**Requirements**
Every entry here needs to be repeated exactly.
▶
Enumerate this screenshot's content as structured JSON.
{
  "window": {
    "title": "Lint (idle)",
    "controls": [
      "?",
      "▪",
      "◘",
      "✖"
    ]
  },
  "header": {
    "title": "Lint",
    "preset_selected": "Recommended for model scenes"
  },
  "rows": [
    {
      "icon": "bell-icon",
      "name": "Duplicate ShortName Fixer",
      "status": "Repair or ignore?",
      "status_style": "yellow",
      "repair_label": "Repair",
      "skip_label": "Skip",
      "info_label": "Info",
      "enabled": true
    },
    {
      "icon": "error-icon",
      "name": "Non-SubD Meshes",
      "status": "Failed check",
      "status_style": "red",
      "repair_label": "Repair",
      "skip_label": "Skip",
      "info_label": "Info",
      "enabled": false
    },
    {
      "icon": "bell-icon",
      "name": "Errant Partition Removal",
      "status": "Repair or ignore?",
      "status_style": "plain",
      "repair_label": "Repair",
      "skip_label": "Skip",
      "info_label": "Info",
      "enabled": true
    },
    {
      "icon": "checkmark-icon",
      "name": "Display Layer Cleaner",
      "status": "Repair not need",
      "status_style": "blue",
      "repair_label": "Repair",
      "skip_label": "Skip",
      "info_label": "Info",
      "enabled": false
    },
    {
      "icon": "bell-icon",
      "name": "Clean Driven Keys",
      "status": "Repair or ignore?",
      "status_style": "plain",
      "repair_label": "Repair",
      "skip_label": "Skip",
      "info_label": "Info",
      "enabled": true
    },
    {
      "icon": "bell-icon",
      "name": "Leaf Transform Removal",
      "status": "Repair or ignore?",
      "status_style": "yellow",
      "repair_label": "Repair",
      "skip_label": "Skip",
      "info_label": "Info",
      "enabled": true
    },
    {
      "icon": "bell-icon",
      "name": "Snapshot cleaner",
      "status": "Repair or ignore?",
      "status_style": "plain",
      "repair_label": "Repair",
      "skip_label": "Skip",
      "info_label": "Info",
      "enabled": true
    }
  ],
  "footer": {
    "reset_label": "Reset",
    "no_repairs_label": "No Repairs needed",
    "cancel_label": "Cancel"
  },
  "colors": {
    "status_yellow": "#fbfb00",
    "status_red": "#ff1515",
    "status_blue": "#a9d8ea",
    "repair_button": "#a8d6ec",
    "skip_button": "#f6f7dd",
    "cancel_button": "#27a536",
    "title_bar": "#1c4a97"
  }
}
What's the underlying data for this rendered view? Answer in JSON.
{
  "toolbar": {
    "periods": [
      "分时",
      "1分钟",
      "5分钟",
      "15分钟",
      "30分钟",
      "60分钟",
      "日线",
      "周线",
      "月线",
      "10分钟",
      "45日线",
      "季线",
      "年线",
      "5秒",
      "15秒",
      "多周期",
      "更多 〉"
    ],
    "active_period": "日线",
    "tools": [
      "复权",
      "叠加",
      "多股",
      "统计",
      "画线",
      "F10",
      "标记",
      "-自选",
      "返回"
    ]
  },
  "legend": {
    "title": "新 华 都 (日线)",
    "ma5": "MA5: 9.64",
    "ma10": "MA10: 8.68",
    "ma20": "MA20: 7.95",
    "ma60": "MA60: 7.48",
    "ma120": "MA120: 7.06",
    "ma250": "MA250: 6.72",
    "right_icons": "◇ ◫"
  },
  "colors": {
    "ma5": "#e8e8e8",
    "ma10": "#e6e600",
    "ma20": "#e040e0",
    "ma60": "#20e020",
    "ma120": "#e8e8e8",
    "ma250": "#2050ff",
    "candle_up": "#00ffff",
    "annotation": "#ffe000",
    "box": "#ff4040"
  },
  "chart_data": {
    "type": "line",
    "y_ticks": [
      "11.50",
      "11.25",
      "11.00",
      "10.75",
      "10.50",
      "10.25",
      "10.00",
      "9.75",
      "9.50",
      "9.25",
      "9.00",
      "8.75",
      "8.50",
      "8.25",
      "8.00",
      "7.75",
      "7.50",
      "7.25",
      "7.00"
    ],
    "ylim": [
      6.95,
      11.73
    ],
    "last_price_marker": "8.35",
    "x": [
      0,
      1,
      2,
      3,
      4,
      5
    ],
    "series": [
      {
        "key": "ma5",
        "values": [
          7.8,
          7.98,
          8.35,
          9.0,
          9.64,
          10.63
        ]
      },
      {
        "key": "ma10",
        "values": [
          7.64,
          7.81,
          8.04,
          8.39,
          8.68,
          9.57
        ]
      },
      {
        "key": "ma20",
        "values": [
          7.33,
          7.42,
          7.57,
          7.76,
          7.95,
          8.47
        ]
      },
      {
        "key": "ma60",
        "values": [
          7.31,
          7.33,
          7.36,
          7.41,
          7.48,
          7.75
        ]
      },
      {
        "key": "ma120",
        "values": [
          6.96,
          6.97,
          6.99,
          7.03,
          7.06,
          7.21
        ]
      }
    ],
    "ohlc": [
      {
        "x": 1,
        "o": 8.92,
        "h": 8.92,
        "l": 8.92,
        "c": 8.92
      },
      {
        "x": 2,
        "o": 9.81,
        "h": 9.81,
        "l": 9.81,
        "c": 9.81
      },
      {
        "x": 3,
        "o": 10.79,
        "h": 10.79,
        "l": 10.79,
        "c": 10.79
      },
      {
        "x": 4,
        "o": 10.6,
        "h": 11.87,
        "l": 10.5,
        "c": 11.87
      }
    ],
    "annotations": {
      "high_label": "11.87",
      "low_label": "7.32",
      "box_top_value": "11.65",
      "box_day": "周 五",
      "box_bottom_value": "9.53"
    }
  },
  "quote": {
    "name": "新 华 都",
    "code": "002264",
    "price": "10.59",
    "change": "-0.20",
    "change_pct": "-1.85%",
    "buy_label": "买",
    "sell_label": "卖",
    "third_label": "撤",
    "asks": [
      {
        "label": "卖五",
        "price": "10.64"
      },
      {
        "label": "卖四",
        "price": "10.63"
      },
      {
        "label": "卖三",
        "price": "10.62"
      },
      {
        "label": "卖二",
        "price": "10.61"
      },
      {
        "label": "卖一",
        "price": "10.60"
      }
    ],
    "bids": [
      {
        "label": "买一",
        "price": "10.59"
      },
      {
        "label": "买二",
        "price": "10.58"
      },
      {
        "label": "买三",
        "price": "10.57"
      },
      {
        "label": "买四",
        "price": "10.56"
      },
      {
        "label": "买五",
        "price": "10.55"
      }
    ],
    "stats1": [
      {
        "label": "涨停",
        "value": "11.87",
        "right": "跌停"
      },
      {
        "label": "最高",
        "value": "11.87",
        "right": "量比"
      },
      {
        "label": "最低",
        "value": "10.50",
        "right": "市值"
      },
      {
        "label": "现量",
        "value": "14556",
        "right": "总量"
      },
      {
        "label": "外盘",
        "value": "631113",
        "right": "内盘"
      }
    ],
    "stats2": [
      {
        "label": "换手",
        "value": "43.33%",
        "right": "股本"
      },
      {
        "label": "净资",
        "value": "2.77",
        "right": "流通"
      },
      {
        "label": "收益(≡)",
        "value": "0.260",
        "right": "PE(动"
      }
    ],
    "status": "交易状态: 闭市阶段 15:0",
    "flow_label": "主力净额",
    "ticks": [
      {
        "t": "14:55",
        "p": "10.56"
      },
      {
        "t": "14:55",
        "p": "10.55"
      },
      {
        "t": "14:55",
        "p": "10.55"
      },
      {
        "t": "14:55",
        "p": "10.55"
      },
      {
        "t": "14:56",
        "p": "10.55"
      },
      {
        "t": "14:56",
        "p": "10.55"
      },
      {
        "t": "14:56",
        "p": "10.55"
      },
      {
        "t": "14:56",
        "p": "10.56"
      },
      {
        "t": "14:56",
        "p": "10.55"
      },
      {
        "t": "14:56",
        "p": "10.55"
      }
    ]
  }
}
◀
**Response to this exercise**
Enumerate this screenshot's content as structured JSON.
{
  "window": {
    "title": "Lint (idle)",
    "controls": [
      "?",
      "▪",
      "◘",
      "✖"
    ]
  },
  "header": {
    "title": "Lint",
    "preset_selected": "Recommended for model scenes"
  },
  "rows": [
    {
      "icon": "bell-icon",
      "name": "Duplicate ShortName Fixer",
      "status": "Repair or ignore?",
      "status_style": "yellow",
      "repair_label": "Repair",
      "skip_label": "Skip",
      "info_label": "Info",
      "enabled": true
    },
    {
      "icon": "error-icon",
      "name": "Non-SubD Meshes",
      "status": "Failed check",
      "status_style": "red",
      "repair_label": "Repair",
      "skip_label": "Skip",
      "info_label": "Info",
      "enabled": false
    },
    {
      "icon": "bell-icon",
      "name": "Errant Partition Removal",
      "status": "Repair or ignore?",
      "status_style": "plain",
      "repair_label": "Repair",
      "skip_label": "Skip",
      "info_label": "Info",
      "enabled": true
    },
    {
      "icon": "checkmark-icon",
      "name": "Display Layer Cleaner",
      "status": "Repair not need",
      "status_style": "blue",
      "repair_label": "Repair",
      "skip_label": "Skip",
      "info_label": "Info",
      "enabled": false
    },
    {
      "icon": "bell-icon",
      "name": "Clean Driven Keys",
      "status": "Repair or ignore?",
      "status_style": "plain",
      "repair_label": "Repair",
      "skip_label": "Skip",
      "info_label": "Info",
      "enabled": true
    },
    {
      "icon": "bell-icon",
      "name": "Leaf Transform Removal",
      "status": "Repair or ignore?",
      "status_style": "yellow",
      "repair_label": "Repair",
      "skip_label": "Skip",
      "info_label": "Info",
      "enabled": true
    },
    {
      "icon": "bell-icon",
      "name": "Snapshot cleaner",
      "status": "Repair or ignore?",
      "status_style": "plain",
      "repair_label": "Repair",
      "skip_label": "Skip",
      "info_label": "Info",
      "enabled": true
    }
  ],
  "footer": {
    "reset_label": "Reset",
    "no_repairs_label": "No Repairs needed",
    "cancel_label": "Cancel"
  },
  "colors": {
    "status_yellow": "#fbfb00",
    "status_red": "#ff1515",
    "status_blue": "#a9d8ea",
    "repair_button": "#a8d6ec",
    "skip_button": "#f6f7dd",
    "cancel_button": "#27a536",
    "title_bar": "#1c4a97"
  }
}
What's the underlying data for this rendered view? Answer in JSON.
{
  "toolbar": {
    "periods": [
      "分时",
      "1分钟",
      "5分钟",
      "15分钟",
      "30分钟",
      "60分钟",
      "日线",
      "周线",
      "月线",
      "10分钟",
      "45日线",
      "季线",
      "年线",
      "5秒",
      "15秒",
      "多周期",
      "更多 〉"
    ],
    "active_period": "日线",
    "tools": [
      "复权",
      "叠加",
      "多股",
      "统计",
      "画线",
      "F10",
      "标记",
      "-自选",
      "返回"
    ]
  },
  "legend": {
    "title": "新 华 都 (日线)",
    "ma5": "MA5: 9.64",
    "ma10": "MA10: 8.68",
    "ma20": "MA20: 7.95",
    "ma60": "MA60: 7.48",
    "ma120": "MA120: 7.06",
    "ma250": "MA250: 6.72",
    "right_icons": "◇ ◫"
  },
  "colors": {
    "ma5": "#e8e8e8",
    "ma10": "#e6e600",
    "ma20": "#e040e0",
    "ma60": "#20e020",
    "ma120": "#e8e8e8",
    "ma250": "#2050ff",
    "candle_up": "#00ffff",
    "annotation": "#ffe000",
    "box": "#ff4040"
  },
  "chart_data": {
    "type": "line",
    "y_ticks": [
      "11.50",
      "11.25",
      "11.00",
      "10.75",
      "10.50",
      "10.25",
      "10.00",
      "9.75",
      "9.50",
      "9.25",
      "9.00",
      "8.75",
      "8.50",
      "8.25",
      "8.00",
      "7.75",
      "7.50",
      "7.25",
      "7.00"
    ],
    "ylim": [
      6.95,
      11.73
    ],
    "last_price_marker": "8.35",
    "x": [
      0,
      1,
      2,
      3,
      4,
      5
    ],
    "series": [
      {
        "key": "ma5",
        "values": [
          7.8,
          7.98,
          8.35,
          9.0,
          9.64,
          10.63
        ]
      },
      {
        "key": "ma10",
        "values": [
          7.64,
          7.81,
          8.04,
          8.39,
          8.68,
          9.57
        ]
      },
      {
        "key": "ma20",
        "values": [
          7.33,
          7.42,
          7.57,
          7.76,
          7.95,
          8.47
        ]
      },
      {
        "key": "ma60",
        "values": [
          7.31,
          7.33,
          7.36,
          7.41,
          7.48,
          7.75
        ]
      },
      {
        "key": "ma120",
        "values": [
          6.96,
          6.97,
          6.99,
          7.03,
          7.06,
          7.21
        ]
      }
    ],
    "ohlc": [
      {
        "x": 1,
        "o": 8.92,
        "h": 8.92,
        "l": 8.92,
        "c": 8.92
      },
      {
        "x": 2,
        "o": 9.81,
        "h": 9.81,
        "l": 9.81,
        "c": 9.81
      },
      {
        "x": 3,
        "o": 10.79,
        "h": 10.79,
        "l": 10.79,
        "c": 10.79
      },
      {
        "x": 4,
        "o": 10.6,
        "h": 11.87,
        "l": 10.5,
        "c": 11.87
      }
    ],
    "annotations": {
      "high_label": "11.87",
      "low_label": "7.32",
      "box_top_value": "11.65",
      "box_day": "周 五",
      "box_bottom_value": "9.53"
    }
  },
  "quote": {
    "name": "新 华 都",
    "code": "002264",
    "price": "10.59",
    "change": "-0.20",
    "change_pct": "-1.85%",
    "buy_label": "买",
    "sell_label": "卖",
    "third_label": "撤",
    "asks": [
      {
        "label": "卖五",
        "price": "10.64"
      },
      {
        "label": "卖四",
        "price": "10.63"
      },
      {
        "label": "卖三",
        "price": "10.62"
      },
      {
        "label": "卖二",
        "price": "10.61"
      },
      {
        "label": "卖一",
        "price": "10.60"
      }
    ],
    "bids": [
      {
        "label": "买一",
        "price": "10.59"
      },
      {
        "label": "买二",
        "price": "10.58"
      },
      {
        "label": "买三",
        "price": "10.57"
      },
      {
        "label": "买四",
        "price": "10.56"
      },
      {
        "label": "买五",
        "price": "10.55"
      }
    ],
    "stats1": [
      {
        "label": "涨停",
        "value": "11.87",
        "right": "跌停"
      },
      {
        "label": "最高",
        "value": "11.87",
        "right": "量比"
      },
      {
        "label": "最低",
        "value": "10.50",
        "right": "市值"
      },
      {
        "label": "现量",
        "value": "14556",
        "right": "总量"
      },
      {
        "label": "外盘",
        "value": "631113",
        "right": "内盘"
      }
    ],
    "stats2": [
      {
        "label": "换手",
        "value": "43.33%",
        "right": "股本"
      },
      {
        "label": "净资",
        "value": "2.77",
        "right": "流通"
      },
      {
        "label": "收益(≡)",
        "value": "0.260",
        "right": "PE(动"
      }
    ],
    "status": "交易状态: 闭市阶段 15:0",
    "flow_label": "主力净额",
    "ticks": [
      {
        "t": "14:55",
        "p": "10.56"
      },
      {
        "t": "14:55",
        "p": "10.55"
      },
      {
        "t": "14:55",
        "p": "10.55"
      },
      {
        "t": "14:55",
        "p": "10.55"
      },
      {
        "t": "14:56",
        "p": "10.55"
      },
      {
        "t": "14:56",
        "p": "10.55"
      },
      {
        "t": "14:56",
        "p": "10.55"
      },
      {
        "t": "14:56",
        "p": "10.56"
      },
      {
        "t": "14:56",
        "p": "10.55"
      },
      {
        "t": "14:56",
        "p": "10.55"
      }
    ]
  }
}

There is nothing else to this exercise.